*Records from a collection of figures:*
____

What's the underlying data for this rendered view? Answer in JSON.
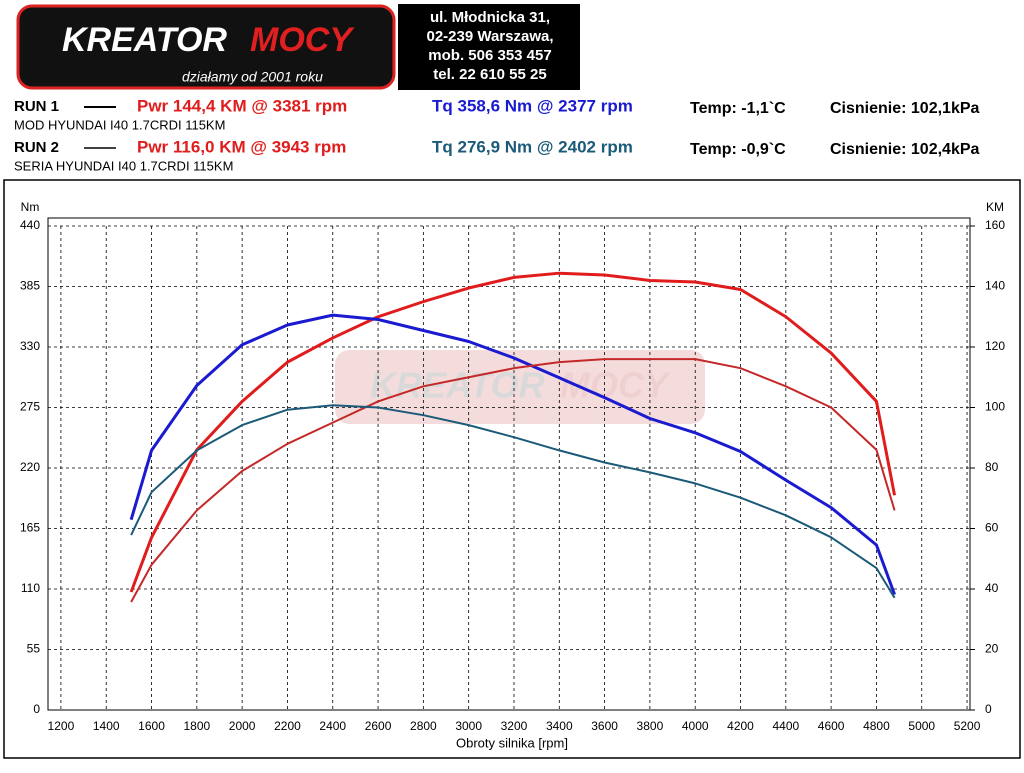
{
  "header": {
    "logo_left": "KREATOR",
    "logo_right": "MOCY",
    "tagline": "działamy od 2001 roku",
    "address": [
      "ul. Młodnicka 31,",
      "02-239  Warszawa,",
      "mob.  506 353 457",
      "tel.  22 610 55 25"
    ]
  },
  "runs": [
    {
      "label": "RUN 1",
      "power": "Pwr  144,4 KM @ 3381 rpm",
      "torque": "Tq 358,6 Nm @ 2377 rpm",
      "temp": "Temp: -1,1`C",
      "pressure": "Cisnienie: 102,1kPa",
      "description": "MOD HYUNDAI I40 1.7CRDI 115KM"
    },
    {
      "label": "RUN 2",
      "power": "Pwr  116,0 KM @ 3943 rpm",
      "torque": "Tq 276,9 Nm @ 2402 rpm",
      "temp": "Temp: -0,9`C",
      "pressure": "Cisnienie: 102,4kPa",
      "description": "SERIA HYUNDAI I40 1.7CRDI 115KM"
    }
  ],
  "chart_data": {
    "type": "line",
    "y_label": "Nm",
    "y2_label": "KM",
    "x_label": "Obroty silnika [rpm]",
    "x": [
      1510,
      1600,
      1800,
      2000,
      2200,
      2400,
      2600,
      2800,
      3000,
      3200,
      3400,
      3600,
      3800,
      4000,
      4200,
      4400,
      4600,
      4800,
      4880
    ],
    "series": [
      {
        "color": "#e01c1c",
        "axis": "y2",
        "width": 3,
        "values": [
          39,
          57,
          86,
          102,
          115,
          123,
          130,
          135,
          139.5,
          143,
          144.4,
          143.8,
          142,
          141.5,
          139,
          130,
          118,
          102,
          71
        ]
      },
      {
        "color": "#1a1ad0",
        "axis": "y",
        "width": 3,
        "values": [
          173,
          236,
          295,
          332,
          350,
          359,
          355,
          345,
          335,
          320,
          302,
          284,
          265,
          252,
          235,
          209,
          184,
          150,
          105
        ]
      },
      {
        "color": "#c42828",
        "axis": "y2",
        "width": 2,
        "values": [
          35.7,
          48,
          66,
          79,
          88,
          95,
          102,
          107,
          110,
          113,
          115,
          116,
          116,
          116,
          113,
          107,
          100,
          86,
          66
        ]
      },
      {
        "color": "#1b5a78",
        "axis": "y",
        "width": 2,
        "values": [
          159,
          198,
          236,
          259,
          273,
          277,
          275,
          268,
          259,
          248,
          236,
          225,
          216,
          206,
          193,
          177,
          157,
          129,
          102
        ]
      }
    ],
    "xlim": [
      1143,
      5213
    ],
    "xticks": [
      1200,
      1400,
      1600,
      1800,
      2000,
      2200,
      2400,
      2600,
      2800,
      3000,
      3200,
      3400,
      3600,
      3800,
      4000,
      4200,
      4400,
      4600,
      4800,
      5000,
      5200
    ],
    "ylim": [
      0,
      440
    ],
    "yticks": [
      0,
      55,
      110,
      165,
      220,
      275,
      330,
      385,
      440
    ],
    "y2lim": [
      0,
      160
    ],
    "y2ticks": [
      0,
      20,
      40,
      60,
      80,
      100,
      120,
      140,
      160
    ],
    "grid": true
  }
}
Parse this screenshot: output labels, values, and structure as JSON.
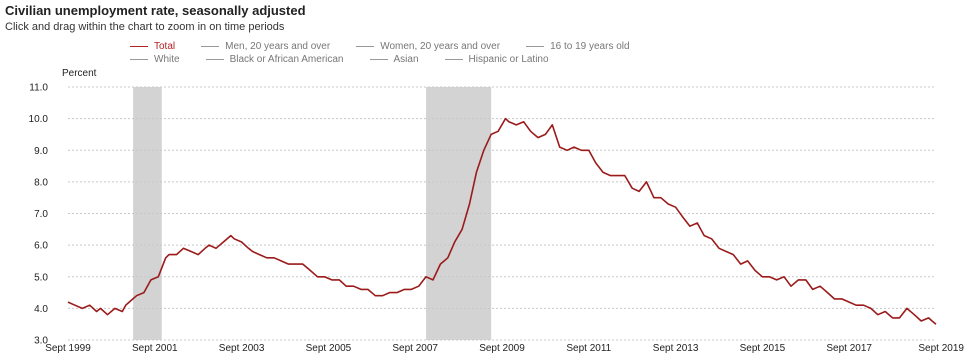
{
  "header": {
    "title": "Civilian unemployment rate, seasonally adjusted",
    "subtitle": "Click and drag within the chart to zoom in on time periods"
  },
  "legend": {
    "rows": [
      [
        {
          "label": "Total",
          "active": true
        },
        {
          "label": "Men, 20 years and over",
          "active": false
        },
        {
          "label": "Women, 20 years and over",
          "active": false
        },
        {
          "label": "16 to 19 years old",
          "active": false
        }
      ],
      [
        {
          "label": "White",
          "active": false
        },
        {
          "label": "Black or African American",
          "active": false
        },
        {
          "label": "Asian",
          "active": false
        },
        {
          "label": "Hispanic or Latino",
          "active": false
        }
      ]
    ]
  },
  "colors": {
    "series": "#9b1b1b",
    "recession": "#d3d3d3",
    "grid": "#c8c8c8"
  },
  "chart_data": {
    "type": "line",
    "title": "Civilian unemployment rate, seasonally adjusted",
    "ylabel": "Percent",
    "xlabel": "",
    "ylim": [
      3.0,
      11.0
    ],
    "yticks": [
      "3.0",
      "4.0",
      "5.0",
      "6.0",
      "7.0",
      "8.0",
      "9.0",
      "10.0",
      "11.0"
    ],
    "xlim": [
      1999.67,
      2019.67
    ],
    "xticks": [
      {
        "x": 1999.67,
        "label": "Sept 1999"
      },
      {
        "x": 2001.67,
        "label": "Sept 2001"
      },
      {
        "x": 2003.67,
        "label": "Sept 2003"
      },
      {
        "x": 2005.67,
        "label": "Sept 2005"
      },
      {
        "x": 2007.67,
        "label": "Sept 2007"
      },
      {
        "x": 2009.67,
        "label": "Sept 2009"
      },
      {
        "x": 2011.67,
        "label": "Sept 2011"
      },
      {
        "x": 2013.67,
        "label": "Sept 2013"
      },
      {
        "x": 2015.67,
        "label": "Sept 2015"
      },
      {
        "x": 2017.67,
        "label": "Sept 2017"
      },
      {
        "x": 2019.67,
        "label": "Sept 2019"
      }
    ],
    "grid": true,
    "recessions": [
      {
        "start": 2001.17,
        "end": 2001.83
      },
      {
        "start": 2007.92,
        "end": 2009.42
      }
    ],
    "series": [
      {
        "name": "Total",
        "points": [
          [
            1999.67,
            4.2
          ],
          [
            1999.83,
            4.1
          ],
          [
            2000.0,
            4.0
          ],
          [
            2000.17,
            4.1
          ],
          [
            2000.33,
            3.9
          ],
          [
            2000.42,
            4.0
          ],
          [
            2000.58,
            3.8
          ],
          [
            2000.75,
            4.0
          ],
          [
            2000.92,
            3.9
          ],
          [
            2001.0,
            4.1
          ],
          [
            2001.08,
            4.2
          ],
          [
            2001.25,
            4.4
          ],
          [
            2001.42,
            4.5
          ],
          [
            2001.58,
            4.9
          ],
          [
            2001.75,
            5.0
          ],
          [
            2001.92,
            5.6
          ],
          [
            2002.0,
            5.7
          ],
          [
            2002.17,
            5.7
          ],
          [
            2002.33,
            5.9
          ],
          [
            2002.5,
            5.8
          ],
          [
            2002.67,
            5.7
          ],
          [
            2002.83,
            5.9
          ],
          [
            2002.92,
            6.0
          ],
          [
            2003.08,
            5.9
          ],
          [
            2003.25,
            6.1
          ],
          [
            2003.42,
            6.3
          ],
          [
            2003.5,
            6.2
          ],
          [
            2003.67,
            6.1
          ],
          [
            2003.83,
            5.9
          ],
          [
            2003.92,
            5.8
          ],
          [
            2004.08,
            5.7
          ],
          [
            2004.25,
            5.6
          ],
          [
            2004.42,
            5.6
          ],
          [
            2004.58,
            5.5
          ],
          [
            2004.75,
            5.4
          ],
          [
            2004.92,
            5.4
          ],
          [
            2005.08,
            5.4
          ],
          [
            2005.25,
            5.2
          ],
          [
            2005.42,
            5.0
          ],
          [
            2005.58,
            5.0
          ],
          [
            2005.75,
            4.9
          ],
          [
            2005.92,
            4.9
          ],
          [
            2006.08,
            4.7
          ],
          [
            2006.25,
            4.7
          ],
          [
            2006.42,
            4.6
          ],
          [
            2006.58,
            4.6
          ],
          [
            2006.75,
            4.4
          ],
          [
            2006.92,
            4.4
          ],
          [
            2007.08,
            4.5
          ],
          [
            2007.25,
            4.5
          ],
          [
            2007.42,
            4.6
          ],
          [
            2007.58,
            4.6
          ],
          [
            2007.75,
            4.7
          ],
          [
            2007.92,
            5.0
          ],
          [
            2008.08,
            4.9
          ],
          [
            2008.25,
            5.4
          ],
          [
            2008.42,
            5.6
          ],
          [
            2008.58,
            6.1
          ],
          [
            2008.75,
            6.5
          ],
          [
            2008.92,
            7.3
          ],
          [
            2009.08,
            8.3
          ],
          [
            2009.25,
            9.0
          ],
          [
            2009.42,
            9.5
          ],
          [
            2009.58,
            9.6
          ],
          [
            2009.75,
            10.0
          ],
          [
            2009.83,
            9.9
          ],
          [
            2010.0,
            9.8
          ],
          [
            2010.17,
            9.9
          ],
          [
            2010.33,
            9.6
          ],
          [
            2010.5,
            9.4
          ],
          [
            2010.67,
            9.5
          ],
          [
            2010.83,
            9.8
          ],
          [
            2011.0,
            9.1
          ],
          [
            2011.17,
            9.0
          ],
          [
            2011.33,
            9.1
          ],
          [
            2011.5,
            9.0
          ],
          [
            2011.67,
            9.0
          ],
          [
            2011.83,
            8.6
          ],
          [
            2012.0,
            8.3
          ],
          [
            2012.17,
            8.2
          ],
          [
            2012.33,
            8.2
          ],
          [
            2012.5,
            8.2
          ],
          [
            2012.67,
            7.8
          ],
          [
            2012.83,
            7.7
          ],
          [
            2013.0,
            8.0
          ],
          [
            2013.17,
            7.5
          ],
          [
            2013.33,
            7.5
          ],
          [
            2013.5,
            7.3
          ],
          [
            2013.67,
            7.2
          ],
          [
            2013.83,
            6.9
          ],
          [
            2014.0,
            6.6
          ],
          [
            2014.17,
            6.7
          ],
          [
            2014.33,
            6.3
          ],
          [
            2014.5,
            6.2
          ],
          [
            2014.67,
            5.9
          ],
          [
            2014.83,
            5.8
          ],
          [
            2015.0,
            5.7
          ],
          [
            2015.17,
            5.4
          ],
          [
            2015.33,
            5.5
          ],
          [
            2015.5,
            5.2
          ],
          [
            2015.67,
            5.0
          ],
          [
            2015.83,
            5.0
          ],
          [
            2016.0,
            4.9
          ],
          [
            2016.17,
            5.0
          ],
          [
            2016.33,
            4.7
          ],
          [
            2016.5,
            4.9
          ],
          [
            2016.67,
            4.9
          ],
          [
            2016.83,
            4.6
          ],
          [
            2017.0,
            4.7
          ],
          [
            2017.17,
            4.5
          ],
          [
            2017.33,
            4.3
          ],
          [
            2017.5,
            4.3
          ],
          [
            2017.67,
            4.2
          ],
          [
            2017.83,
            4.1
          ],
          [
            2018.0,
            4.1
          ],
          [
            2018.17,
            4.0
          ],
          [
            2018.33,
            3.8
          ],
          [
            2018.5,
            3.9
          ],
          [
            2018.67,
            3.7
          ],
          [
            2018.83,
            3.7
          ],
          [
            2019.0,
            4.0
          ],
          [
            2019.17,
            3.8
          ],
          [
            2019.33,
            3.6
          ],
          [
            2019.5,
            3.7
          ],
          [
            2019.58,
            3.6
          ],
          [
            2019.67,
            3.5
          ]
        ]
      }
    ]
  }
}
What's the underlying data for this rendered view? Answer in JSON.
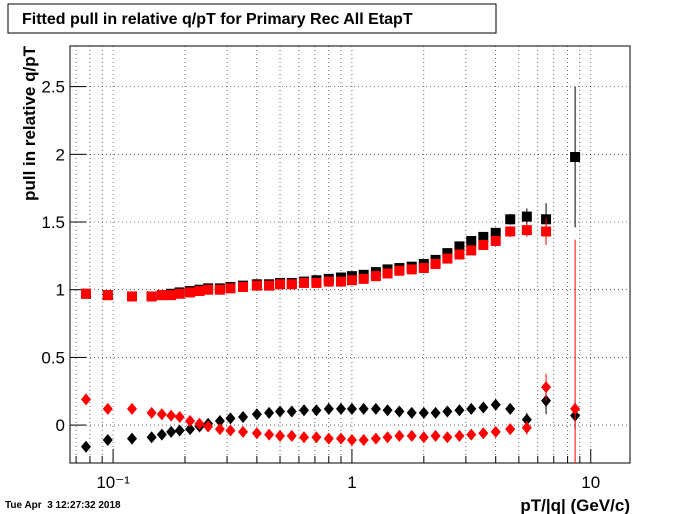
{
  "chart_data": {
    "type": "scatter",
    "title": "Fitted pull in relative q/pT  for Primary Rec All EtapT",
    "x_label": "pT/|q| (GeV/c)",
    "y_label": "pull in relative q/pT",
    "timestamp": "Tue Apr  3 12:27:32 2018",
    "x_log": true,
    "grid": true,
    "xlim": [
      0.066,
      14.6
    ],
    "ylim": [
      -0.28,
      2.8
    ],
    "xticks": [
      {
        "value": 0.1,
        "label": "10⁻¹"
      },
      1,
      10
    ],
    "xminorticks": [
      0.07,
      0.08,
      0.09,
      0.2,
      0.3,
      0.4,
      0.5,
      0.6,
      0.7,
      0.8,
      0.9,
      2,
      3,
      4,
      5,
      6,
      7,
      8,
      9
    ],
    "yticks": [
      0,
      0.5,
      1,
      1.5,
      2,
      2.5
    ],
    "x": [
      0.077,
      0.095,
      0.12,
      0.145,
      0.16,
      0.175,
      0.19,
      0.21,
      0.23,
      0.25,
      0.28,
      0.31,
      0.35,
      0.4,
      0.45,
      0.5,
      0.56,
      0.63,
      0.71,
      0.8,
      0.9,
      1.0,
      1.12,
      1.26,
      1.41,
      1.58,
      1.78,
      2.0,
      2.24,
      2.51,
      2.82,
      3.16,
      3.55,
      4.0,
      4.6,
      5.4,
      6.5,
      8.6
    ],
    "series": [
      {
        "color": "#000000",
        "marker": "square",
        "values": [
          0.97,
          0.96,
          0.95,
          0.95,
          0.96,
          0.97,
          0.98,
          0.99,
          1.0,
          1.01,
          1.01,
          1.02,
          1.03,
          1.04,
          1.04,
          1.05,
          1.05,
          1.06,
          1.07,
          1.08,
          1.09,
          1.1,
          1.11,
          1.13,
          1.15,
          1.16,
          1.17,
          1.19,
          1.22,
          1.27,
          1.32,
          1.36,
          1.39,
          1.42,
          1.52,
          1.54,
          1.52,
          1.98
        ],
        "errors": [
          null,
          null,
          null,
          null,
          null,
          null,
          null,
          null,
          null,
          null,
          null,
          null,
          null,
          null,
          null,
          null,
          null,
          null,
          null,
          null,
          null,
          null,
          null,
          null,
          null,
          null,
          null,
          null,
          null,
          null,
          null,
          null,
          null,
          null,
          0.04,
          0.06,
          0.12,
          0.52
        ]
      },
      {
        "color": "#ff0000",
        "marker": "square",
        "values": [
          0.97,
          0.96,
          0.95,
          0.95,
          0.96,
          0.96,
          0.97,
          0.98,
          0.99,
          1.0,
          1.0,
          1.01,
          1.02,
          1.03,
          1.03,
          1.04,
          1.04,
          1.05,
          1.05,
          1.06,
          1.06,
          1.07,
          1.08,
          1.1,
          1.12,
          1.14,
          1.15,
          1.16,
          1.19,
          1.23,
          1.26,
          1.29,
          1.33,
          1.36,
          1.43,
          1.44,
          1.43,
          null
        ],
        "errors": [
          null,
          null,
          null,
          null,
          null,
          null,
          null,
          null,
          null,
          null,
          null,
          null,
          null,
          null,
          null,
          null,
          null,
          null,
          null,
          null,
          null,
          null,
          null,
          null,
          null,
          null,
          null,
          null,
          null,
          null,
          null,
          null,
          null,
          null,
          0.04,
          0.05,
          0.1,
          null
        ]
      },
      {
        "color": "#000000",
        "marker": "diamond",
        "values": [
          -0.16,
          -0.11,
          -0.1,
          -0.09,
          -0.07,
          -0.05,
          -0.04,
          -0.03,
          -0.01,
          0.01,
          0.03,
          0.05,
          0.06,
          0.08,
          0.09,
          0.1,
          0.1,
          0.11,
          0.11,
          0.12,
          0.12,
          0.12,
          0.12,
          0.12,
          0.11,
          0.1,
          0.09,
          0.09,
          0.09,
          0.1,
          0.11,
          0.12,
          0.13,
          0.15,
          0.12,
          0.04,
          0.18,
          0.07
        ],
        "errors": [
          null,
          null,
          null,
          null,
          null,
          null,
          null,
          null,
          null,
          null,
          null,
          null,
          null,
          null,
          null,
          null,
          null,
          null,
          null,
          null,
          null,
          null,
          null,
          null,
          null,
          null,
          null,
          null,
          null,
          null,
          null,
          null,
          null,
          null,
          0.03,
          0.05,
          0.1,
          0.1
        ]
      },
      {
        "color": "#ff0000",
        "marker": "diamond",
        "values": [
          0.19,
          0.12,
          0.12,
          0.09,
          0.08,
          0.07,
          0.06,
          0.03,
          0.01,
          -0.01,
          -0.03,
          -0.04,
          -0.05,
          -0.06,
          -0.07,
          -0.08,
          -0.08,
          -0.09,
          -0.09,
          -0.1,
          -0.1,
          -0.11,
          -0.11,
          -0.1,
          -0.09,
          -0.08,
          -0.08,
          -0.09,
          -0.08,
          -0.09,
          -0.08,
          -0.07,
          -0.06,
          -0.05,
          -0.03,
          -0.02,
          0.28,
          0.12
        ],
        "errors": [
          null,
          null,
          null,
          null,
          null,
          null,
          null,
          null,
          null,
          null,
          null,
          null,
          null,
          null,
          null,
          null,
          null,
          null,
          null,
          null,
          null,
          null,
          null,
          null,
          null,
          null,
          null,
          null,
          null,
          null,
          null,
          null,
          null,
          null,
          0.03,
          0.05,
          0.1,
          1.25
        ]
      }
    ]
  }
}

____

*Problem statement:* Locate the word "description" in the records above, and return each line that has it.

*Result of this exercise:*
      "description": "MOD HYUNDAI I40 1.7CRDI 115KM"
      "description": "SERIA HYUNDAI I40 1.7CRDI 115KM"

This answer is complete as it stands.